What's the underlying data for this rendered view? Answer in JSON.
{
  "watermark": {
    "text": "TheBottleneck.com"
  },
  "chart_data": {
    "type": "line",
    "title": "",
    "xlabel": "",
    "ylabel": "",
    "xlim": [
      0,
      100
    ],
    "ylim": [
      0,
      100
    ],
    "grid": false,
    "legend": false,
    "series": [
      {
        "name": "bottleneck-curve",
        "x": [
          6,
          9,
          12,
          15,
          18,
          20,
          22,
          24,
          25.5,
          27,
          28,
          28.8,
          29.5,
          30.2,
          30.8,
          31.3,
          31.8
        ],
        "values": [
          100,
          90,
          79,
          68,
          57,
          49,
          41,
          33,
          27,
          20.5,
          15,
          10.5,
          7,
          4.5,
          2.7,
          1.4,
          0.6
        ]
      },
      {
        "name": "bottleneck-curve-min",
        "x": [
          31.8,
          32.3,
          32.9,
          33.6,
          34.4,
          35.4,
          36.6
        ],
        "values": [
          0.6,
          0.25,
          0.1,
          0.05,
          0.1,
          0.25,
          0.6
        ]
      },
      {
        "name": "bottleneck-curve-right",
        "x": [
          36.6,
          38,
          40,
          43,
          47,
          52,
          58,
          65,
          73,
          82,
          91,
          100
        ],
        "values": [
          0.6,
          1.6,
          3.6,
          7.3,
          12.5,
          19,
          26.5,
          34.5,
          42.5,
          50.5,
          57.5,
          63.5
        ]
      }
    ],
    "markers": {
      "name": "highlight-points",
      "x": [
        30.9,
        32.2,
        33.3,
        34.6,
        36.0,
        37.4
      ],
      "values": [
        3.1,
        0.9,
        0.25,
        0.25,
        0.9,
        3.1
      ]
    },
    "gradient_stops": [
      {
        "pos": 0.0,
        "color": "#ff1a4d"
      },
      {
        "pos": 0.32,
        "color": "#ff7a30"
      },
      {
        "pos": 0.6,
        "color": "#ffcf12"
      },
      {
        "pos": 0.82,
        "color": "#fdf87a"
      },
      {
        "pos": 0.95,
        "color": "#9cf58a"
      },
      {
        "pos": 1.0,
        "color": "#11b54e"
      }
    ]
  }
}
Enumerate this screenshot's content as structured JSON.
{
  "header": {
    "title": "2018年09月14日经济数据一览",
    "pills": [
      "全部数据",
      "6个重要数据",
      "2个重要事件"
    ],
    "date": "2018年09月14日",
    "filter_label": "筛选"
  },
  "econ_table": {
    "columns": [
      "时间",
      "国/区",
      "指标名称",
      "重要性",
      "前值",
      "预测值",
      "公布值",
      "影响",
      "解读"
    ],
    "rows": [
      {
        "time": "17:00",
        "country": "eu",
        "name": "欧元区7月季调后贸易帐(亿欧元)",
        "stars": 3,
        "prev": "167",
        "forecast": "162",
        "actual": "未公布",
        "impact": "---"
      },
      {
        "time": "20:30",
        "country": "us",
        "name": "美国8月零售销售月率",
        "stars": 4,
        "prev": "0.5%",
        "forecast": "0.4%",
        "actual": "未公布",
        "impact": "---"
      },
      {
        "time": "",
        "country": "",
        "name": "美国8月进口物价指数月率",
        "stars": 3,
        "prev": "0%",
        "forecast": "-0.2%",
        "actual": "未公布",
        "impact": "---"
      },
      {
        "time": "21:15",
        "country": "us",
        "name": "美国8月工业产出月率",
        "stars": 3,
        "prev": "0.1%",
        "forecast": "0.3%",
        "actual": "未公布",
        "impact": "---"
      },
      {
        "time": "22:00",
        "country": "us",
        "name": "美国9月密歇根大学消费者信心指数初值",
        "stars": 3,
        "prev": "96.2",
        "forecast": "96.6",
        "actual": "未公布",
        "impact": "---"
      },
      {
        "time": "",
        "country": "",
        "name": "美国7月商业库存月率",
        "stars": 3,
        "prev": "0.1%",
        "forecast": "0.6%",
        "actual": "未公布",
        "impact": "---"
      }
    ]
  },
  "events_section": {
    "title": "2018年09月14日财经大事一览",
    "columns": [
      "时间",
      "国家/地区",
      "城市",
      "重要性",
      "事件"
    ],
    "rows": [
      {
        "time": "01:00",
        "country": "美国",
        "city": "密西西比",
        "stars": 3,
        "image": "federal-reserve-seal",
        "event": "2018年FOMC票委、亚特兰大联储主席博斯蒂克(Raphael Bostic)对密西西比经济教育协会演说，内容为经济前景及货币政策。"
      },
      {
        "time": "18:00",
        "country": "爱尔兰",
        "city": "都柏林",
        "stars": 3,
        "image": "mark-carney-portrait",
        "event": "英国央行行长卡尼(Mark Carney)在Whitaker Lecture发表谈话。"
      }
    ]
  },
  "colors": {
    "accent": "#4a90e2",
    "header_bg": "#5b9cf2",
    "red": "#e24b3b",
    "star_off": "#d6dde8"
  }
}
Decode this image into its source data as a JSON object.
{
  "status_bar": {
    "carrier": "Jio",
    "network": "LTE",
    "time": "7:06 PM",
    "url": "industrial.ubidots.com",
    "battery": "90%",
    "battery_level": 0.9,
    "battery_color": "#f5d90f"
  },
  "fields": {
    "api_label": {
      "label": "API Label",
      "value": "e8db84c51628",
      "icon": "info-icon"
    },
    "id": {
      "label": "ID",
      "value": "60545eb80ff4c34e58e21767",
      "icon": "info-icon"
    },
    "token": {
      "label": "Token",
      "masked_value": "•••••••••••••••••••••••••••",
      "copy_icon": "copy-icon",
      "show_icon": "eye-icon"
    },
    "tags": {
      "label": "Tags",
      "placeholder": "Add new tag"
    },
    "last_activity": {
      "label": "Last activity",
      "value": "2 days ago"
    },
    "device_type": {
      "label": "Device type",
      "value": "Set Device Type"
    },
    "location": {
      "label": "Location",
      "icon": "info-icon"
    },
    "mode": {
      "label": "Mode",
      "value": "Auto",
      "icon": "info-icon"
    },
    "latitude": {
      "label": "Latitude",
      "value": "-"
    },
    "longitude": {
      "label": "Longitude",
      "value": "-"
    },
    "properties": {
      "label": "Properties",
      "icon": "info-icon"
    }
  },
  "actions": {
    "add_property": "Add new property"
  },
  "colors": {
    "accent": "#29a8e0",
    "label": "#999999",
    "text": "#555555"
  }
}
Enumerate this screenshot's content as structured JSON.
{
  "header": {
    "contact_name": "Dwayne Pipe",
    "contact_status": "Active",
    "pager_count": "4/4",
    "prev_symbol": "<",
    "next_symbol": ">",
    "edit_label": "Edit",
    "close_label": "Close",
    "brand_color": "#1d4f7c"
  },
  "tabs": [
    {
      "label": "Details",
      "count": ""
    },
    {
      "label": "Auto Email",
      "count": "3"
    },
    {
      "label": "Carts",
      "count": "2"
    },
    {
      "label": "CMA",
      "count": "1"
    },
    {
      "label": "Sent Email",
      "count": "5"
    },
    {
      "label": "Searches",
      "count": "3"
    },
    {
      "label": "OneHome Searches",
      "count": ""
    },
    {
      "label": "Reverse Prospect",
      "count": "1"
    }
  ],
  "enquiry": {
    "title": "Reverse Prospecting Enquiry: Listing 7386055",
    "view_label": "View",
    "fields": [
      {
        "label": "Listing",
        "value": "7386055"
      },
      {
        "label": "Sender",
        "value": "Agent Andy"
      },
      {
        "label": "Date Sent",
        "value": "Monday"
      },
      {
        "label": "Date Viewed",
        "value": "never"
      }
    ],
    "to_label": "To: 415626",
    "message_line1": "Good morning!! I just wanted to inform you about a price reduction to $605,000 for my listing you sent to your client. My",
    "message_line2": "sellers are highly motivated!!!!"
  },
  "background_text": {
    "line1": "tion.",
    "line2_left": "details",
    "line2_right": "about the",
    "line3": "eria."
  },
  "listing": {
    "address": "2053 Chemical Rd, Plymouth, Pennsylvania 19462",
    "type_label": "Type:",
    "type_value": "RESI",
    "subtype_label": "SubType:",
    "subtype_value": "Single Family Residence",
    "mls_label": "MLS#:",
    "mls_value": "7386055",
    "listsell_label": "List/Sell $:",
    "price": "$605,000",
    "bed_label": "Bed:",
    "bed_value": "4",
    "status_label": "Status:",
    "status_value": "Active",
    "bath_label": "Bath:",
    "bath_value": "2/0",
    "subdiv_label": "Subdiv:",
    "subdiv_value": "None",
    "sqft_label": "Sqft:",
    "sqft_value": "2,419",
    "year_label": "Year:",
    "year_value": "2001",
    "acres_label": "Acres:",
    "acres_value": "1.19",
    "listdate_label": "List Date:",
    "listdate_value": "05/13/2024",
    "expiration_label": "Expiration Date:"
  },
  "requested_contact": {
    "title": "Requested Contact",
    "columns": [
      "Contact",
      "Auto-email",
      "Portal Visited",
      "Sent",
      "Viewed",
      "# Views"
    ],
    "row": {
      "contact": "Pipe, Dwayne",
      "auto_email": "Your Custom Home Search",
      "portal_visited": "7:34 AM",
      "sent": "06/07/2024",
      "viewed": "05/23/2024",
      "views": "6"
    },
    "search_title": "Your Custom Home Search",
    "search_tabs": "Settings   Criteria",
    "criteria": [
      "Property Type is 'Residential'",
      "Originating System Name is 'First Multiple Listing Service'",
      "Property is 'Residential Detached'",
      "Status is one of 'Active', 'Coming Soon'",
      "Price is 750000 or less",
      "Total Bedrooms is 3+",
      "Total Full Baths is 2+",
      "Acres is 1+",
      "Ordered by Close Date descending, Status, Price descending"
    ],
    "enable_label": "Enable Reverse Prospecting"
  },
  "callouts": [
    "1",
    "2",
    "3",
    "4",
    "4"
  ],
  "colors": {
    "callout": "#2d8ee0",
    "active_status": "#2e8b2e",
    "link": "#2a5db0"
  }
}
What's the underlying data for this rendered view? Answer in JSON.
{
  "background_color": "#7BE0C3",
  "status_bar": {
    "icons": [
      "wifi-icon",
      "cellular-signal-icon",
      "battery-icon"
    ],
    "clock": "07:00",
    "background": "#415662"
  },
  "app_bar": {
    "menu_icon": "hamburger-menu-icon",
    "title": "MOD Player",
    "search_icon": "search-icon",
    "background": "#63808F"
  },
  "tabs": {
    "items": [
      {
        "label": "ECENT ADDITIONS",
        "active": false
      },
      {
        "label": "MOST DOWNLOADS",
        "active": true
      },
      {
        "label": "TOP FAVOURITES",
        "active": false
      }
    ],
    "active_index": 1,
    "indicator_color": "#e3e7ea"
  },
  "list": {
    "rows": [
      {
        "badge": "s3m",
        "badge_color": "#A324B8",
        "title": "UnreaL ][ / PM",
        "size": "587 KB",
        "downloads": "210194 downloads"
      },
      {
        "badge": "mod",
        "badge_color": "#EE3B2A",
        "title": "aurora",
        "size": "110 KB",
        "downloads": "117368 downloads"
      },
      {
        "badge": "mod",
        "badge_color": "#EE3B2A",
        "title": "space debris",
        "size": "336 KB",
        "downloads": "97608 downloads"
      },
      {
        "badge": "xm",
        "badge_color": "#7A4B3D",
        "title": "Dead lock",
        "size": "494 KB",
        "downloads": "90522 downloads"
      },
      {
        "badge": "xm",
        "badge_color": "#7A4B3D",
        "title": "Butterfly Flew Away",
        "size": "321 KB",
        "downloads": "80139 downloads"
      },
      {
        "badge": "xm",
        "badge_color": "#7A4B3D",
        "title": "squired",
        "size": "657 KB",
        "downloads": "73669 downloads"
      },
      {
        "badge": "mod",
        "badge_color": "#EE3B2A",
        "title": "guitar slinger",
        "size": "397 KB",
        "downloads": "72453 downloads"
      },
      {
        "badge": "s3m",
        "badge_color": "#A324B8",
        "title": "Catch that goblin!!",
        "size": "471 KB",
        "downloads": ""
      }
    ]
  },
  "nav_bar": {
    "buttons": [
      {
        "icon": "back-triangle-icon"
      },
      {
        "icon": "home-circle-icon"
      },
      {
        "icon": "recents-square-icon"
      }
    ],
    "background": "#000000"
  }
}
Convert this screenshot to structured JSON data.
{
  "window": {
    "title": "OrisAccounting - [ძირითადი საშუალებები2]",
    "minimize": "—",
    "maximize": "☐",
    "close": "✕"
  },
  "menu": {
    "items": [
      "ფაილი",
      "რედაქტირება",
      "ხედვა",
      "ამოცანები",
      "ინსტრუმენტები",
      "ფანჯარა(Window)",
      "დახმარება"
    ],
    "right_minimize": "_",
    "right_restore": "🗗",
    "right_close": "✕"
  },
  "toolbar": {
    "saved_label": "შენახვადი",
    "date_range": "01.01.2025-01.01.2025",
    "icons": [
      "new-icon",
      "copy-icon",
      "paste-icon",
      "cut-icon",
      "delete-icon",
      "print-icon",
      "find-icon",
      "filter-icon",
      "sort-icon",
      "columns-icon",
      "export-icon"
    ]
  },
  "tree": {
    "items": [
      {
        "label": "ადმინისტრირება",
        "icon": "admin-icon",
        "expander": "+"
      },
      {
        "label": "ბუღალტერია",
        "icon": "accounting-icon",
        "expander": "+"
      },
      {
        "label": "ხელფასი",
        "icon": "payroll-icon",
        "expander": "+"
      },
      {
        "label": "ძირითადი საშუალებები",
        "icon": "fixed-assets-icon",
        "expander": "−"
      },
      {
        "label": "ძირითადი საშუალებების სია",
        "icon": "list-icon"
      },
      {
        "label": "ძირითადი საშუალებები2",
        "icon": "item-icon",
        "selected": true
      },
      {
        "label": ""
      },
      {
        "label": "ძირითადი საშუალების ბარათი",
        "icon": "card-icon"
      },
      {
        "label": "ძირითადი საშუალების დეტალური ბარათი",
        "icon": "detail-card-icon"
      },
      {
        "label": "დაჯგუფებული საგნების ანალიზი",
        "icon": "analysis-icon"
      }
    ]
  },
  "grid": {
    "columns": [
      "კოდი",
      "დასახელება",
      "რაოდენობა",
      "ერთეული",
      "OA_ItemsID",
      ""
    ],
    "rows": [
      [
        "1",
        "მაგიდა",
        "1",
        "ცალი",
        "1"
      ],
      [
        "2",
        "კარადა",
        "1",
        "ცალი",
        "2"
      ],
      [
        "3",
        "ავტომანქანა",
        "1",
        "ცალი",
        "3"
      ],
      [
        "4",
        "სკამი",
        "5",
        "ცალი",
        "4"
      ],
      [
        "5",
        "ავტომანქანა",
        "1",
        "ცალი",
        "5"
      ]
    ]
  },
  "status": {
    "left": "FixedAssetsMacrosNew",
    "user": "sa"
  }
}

• TO BE DONE
Which lines contain "ძირითადი"? Show each of them.

• RESULT BELOW
    "title": "OrisAccounting - [ძირითადი საშუალებები2]",
        "label": "ძირითადი საშუალებები",
        "label": "ძირითადი საშუალებების სია",
        "label": "ძირითადი საშუალებები2",
        "label": "ძირითადი საშუალების ბარათი",
        "label": "ძირითადი საშუალების დეტალური ბარათი",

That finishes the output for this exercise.